WHAT THIS TASK INVOLVES >> Identify all lines below that hold "name" and collect them.

SOURCE RECORDS >>
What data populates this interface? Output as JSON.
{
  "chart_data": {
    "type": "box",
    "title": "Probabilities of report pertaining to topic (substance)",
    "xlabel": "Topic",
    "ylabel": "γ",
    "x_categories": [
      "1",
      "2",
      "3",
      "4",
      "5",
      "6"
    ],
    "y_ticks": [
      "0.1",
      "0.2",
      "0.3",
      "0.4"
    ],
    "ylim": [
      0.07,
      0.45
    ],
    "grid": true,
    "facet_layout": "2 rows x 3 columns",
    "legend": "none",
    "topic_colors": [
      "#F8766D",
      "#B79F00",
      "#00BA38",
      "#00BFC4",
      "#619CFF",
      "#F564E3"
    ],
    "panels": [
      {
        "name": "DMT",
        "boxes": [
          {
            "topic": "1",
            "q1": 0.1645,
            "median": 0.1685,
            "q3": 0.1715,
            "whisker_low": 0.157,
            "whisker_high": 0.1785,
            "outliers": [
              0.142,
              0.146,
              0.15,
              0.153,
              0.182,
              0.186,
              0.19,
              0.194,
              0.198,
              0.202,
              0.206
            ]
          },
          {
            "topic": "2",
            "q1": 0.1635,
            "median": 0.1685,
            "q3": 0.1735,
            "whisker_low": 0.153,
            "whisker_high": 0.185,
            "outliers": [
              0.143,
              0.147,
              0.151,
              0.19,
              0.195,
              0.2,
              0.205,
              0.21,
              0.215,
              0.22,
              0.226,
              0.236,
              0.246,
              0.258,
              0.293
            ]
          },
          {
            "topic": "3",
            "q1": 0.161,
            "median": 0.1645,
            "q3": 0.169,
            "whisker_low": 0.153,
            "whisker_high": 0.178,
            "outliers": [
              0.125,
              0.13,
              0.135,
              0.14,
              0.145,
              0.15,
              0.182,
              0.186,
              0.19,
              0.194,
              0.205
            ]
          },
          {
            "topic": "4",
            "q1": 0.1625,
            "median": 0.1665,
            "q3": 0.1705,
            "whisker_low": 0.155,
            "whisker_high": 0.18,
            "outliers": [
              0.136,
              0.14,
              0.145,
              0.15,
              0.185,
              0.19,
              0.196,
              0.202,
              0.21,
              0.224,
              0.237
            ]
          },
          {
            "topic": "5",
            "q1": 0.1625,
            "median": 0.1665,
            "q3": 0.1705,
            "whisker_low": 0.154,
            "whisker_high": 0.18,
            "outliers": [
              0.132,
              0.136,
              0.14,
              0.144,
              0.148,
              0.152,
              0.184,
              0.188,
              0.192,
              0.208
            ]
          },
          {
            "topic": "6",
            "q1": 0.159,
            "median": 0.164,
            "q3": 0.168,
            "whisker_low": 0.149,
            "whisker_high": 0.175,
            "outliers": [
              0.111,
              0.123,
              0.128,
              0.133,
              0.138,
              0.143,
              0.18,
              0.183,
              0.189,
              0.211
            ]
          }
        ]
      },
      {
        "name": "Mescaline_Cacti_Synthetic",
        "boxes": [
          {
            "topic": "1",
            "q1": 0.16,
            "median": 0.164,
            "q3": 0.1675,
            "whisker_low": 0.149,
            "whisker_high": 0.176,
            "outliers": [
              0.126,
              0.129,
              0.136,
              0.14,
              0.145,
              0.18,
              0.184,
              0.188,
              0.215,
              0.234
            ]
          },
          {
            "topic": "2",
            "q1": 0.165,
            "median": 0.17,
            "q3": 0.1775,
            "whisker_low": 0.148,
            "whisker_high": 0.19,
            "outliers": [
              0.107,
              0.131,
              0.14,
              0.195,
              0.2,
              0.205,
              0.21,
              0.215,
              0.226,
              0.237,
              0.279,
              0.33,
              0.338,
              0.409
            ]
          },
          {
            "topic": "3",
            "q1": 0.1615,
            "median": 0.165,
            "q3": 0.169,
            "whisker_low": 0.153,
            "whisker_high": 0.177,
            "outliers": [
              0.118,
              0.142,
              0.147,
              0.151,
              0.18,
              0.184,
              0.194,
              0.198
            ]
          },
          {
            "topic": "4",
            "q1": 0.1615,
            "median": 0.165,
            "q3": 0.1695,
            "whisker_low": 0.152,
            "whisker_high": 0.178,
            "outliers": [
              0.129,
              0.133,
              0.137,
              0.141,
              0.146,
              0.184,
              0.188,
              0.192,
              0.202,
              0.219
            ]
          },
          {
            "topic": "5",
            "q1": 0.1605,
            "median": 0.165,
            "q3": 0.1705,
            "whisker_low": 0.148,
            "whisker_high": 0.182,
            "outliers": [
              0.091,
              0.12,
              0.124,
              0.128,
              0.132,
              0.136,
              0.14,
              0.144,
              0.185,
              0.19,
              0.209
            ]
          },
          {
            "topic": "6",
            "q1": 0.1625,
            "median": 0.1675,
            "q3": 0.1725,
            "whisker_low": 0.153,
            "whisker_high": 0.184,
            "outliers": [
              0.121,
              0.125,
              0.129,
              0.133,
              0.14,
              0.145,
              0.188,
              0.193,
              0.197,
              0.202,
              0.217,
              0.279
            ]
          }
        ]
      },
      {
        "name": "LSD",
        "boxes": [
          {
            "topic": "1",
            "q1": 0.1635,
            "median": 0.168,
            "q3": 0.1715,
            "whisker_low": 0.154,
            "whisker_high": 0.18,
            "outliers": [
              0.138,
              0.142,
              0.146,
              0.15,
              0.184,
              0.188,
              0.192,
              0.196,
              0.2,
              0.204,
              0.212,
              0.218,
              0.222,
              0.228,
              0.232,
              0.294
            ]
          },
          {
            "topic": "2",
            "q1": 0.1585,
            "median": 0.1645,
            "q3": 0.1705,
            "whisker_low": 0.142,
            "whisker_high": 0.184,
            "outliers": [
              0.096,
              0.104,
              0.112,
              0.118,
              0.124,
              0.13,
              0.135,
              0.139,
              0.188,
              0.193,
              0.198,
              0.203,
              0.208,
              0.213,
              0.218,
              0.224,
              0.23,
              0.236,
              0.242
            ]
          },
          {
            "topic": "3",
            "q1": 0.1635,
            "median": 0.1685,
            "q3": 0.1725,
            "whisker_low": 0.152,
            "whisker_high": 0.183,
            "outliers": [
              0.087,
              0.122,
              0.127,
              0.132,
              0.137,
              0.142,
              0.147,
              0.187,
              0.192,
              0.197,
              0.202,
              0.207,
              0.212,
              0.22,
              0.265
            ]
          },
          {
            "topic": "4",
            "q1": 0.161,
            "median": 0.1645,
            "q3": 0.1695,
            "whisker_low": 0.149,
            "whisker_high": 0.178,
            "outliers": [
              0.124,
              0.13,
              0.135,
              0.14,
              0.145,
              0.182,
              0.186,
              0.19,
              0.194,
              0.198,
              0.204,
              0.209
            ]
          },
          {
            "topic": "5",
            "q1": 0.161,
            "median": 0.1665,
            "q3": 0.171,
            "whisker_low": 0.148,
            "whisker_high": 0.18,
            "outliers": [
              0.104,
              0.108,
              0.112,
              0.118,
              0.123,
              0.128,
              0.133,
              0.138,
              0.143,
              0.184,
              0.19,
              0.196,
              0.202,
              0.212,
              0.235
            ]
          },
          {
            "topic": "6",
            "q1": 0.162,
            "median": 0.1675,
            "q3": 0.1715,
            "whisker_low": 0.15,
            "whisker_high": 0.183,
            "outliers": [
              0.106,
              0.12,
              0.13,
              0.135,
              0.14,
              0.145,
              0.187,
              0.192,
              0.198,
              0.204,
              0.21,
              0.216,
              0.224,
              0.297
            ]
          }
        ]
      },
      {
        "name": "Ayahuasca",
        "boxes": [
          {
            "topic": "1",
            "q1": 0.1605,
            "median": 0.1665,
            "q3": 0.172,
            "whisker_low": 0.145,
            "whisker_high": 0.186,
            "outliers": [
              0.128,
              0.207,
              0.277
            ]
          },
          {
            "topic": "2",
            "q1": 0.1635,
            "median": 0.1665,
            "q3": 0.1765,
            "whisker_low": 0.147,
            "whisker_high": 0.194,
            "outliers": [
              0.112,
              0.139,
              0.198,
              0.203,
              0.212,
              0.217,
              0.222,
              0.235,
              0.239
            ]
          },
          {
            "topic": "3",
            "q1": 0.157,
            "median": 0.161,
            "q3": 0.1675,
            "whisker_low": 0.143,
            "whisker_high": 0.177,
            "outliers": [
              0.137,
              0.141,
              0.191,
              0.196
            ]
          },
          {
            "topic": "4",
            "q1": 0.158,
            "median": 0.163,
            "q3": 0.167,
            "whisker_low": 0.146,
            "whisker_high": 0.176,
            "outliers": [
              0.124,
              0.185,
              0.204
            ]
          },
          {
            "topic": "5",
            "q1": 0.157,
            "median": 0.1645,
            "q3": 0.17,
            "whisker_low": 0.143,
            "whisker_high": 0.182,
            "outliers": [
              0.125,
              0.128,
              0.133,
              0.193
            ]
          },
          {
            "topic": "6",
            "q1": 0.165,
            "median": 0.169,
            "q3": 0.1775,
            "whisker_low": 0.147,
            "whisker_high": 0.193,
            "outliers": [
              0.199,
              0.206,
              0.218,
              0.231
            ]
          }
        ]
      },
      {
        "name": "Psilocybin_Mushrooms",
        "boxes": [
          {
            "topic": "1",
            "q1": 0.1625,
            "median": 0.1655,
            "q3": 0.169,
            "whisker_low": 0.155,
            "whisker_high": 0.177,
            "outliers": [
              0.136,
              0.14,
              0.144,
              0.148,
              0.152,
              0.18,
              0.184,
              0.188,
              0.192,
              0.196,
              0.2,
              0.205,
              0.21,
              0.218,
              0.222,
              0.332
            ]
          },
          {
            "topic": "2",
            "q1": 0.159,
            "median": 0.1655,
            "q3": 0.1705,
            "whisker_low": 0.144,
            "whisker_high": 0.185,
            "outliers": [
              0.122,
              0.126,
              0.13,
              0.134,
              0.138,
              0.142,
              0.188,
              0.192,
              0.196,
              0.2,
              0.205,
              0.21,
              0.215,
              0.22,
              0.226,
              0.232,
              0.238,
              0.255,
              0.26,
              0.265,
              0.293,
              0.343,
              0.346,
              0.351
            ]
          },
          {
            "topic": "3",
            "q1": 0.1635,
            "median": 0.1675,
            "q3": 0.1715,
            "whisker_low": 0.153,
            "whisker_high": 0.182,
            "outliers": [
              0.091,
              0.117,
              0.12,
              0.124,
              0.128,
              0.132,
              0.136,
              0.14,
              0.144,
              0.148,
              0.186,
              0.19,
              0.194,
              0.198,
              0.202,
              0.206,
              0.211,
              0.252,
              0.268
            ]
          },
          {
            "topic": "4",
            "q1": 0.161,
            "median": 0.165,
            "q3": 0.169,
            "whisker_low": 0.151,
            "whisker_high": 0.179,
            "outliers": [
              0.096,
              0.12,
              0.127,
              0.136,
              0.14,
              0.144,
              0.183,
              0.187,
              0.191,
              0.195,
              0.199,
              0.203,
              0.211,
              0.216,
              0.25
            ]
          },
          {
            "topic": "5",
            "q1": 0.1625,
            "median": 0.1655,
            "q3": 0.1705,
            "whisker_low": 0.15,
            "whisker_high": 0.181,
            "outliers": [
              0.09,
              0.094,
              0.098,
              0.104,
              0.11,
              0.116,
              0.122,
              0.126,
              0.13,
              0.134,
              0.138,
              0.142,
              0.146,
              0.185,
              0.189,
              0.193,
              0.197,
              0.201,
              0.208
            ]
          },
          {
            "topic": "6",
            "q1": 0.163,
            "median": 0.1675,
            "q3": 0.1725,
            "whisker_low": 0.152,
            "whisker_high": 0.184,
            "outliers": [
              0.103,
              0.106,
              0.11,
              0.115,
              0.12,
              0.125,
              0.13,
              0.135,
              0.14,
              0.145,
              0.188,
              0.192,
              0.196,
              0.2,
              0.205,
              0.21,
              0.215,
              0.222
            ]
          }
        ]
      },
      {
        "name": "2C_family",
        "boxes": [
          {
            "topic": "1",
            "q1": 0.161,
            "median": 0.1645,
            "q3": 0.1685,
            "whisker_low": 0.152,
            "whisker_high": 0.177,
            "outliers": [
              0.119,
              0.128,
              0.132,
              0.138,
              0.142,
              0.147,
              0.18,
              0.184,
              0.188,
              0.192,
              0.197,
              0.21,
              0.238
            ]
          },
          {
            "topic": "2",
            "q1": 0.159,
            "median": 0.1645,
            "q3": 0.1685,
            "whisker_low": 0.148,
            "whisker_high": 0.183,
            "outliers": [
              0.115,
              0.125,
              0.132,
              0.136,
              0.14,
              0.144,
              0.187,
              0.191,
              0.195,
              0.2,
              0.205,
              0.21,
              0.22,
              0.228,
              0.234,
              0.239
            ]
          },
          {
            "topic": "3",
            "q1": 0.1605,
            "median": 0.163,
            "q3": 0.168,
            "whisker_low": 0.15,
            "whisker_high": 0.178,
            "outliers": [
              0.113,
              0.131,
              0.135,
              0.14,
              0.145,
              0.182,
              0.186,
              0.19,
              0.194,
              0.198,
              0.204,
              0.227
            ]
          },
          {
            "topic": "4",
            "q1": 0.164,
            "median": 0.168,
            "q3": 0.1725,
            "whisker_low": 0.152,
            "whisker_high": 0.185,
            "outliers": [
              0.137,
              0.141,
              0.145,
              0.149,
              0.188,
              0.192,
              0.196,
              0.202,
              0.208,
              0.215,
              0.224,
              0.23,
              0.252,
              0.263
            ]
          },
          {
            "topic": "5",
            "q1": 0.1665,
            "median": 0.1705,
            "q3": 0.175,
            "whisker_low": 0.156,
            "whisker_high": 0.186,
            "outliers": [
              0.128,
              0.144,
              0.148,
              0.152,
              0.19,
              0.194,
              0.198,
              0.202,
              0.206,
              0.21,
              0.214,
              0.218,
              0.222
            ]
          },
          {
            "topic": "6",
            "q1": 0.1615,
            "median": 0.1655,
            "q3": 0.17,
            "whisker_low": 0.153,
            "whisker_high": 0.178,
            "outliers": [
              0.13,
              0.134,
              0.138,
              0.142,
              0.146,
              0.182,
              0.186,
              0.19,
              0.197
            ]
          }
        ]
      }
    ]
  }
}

SOLUTION TO THIS PROBLEM >>
        "name": "DMT",
        "name": "Mescaline_Cacti_Synthetic",
        "name": "LSD",
        "name": "Ayahuasca",
        "name": "Psilocybin_Mushrooms",
        "name": "2C_family",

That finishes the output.